Information provided -
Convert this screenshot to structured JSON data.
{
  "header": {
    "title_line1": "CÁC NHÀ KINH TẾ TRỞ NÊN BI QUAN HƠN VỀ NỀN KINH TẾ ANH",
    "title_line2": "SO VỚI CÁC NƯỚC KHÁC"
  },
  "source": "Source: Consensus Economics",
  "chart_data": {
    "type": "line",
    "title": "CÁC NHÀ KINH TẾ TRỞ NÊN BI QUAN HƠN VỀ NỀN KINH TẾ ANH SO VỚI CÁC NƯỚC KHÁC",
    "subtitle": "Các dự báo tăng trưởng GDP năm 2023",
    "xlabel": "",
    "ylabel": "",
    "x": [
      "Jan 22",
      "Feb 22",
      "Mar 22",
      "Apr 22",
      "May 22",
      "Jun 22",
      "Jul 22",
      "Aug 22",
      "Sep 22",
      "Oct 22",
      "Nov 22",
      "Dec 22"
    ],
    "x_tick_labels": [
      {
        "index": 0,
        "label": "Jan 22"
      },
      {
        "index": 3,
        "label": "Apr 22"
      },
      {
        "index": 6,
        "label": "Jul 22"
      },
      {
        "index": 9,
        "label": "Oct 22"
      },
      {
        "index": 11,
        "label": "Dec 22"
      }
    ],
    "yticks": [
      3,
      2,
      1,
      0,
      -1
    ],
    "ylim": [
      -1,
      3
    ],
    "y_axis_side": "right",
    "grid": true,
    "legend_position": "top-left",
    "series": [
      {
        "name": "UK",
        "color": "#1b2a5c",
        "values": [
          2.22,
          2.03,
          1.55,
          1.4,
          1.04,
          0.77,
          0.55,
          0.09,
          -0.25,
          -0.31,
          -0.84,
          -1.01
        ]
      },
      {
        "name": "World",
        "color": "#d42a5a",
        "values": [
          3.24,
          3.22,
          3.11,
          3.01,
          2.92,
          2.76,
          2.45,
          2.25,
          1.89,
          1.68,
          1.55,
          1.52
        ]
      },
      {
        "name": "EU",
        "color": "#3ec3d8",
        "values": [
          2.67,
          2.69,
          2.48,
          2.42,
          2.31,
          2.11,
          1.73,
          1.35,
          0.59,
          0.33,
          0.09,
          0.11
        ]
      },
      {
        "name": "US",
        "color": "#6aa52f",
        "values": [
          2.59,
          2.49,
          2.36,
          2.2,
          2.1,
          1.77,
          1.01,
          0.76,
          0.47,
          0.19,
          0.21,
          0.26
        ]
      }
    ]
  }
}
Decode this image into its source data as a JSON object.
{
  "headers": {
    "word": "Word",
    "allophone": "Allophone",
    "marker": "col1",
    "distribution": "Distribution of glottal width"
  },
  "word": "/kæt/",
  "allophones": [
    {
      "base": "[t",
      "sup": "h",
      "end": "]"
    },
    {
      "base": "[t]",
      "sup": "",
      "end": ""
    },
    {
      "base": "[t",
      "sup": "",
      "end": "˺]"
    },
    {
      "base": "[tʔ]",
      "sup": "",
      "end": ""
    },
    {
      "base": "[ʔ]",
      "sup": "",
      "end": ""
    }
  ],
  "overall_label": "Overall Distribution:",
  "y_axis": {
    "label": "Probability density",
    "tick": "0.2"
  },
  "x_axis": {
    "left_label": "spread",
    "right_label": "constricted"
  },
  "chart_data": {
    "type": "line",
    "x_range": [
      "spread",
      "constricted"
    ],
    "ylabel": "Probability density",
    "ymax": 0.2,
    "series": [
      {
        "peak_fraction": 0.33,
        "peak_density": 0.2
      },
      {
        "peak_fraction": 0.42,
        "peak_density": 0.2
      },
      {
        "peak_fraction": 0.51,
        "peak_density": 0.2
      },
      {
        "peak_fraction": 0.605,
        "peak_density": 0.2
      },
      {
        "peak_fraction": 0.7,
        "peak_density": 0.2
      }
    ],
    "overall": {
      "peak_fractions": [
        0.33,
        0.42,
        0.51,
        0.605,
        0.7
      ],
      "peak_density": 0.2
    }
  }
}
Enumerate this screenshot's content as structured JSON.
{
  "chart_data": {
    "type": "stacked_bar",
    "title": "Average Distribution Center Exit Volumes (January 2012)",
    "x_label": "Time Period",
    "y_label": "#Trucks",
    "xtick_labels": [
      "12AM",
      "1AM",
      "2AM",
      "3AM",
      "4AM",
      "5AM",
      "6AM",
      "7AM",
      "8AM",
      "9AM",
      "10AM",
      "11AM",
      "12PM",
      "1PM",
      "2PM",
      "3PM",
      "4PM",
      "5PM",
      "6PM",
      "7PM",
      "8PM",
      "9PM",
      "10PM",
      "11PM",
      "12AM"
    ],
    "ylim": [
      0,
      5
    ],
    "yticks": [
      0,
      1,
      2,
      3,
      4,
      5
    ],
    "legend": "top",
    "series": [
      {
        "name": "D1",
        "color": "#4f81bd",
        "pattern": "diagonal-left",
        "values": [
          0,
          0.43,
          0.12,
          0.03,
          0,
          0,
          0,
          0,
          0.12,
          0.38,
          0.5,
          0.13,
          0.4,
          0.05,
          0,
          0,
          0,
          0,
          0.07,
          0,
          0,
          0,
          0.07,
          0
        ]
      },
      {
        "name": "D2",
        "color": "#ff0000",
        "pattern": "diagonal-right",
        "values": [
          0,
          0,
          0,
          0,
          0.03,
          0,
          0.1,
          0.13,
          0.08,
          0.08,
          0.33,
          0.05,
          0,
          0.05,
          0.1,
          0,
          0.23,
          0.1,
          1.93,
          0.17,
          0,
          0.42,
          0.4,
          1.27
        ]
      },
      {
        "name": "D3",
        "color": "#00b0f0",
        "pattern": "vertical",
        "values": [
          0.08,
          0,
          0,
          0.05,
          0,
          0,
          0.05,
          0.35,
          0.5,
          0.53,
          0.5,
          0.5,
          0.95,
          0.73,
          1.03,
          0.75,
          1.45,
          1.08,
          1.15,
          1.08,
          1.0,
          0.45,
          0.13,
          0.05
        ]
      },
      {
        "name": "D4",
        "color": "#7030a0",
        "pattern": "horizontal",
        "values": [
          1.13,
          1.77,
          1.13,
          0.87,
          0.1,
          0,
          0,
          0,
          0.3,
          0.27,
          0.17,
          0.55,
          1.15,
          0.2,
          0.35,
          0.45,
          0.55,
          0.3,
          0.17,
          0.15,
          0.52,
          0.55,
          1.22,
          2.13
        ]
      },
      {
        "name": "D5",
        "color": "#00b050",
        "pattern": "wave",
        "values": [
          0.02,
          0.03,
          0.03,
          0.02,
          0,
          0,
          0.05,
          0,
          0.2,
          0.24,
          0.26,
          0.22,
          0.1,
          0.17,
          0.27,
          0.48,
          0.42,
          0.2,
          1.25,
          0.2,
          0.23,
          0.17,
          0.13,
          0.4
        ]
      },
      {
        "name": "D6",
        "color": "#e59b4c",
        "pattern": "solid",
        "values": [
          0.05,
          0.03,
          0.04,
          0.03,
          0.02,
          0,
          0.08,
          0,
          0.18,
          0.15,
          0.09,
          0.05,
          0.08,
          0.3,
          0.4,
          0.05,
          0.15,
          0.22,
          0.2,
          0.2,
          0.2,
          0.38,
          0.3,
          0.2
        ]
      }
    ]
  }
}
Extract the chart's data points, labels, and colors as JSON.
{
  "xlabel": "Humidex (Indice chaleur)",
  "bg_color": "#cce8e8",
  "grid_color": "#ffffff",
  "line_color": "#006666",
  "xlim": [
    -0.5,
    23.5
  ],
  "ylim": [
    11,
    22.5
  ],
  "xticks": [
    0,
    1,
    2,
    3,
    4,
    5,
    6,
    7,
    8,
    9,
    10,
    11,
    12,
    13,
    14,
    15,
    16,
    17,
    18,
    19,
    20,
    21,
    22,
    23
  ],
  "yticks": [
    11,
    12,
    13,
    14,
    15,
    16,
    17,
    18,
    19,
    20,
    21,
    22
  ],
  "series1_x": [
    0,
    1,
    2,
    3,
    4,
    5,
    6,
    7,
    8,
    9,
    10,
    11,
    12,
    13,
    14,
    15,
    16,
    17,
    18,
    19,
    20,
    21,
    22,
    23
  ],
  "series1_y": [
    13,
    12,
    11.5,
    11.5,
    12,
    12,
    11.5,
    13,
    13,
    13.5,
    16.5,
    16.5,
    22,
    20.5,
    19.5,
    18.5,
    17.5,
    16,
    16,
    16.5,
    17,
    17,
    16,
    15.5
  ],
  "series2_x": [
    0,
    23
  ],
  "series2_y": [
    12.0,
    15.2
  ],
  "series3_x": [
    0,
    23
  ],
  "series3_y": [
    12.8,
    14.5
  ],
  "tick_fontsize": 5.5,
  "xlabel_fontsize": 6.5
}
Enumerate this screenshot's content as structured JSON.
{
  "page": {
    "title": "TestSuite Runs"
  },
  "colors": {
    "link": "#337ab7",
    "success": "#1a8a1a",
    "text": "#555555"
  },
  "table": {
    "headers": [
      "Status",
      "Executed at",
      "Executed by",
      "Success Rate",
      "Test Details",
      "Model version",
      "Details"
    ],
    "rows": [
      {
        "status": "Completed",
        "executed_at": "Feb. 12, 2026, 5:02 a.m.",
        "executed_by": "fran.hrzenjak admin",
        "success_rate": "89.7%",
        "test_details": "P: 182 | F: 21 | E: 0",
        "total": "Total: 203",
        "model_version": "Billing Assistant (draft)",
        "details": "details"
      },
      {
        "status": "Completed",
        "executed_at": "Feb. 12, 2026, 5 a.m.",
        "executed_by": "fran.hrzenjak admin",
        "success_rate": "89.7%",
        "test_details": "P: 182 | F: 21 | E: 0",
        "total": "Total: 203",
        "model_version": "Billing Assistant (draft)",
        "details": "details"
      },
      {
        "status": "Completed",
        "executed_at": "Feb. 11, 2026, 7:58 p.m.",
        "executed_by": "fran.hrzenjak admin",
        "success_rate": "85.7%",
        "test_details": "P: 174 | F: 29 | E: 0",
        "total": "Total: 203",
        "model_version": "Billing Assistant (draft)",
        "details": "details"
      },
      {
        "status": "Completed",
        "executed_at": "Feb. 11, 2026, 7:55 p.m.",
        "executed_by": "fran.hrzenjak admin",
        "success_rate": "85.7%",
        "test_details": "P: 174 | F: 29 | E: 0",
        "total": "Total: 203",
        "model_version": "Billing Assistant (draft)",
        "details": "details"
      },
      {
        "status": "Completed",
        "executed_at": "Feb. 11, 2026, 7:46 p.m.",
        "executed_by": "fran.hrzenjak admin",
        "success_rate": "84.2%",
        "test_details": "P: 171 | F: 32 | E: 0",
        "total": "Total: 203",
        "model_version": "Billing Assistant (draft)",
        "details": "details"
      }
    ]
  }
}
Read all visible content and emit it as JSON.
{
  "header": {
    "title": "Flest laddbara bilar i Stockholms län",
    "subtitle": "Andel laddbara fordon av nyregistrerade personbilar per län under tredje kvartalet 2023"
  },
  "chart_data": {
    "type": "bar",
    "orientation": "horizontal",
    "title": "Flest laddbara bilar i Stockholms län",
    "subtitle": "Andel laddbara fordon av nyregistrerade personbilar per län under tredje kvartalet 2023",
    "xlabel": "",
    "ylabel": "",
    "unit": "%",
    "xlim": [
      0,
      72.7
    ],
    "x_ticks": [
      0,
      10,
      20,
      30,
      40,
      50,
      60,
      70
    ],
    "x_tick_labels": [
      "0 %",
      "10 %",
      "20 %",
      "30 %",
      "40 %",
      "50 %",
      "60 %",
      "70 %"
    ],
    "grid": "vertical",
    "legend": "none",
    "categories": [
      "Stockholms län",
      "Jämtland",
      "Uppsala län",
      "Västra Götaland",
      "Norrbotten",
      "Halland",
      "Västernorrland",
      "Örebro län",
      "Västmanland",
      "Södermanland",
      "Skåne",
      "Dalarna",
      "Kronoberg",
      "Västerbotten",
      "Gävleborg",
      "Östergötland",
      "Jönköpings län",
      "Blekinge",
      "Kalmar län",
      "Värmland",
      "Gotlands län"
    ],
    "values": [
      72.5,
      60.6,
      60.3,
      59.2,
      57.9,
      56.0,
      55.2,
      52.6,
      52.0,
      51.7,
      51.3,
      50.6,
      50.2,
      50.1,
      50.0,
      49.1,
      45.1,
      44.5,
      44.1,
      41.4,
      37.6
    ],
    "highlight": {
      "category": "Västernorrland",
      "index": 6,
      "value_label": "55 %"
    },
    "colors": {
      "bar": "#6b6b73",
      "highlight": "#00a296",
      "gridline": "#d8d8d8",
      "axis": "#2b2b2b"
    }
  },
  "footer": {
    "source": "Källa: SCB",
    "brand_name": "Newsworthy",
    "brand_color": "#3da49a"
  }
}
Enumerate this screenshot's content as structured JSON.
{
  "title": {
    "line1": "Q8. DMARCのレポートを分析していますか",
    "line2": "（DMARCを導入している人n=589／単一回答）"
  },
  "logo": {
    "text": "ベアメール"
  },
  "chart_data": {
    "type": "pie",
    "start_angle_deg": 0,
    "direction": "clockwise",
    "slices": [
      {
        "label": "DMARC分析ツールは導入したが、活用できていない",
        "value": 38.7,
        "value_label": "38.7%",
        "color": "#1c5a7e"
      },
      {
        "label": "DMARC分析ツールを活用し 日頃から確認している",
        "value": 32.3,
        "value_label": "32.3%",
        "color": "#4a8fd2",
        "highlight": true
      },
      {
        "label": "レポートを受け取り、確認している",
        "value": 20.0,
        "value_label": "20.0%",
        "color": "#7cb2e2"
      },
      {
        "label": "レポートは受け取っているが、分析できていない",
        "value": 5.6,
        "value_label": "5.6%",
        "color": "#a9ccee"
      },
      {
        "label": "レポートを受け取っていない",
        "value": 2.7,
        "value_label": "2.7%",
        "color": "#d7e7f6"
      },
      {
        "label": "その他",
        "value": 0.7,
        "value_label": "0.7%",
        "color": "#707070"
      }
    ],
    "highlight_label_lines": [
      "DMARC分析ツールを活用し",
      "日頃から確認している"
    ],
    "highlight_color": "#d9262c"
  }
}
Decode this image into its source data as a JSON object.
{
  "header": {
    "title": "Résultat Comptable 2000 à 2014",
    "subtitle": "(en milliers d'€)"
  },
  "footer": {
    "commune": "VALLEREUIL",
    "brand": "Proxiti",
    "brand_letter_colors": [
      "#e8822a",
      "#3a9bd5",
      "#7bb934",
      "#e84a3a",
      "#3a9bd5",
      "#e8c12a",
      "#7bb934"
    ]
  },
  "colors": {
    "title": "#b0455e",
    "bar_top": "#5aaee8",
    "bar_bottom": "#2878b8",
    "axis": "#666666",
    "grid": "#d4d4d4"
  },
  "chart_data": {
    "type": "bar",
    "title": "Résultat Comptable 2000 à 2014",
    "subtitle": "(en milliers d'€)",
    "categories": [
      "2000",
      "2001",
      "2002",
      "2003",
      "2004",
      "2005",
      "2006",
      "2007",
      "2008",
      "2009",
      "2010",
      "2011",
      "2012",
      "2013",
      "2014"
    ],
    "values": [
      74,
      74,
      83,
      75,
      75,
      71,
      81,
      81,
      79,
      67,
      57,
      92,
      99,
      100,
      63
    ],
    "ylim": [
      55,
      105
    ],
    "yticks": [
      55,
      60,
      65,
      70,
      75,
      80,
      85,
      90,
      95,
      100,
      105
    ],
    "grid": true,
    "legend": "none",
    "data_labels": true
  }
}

Written exercise -
Copy out every line in the listing where the word "true" appears.

Right answer -
    "grid": true,
        "highlight": true
    "grid": true,
    "data_labels": true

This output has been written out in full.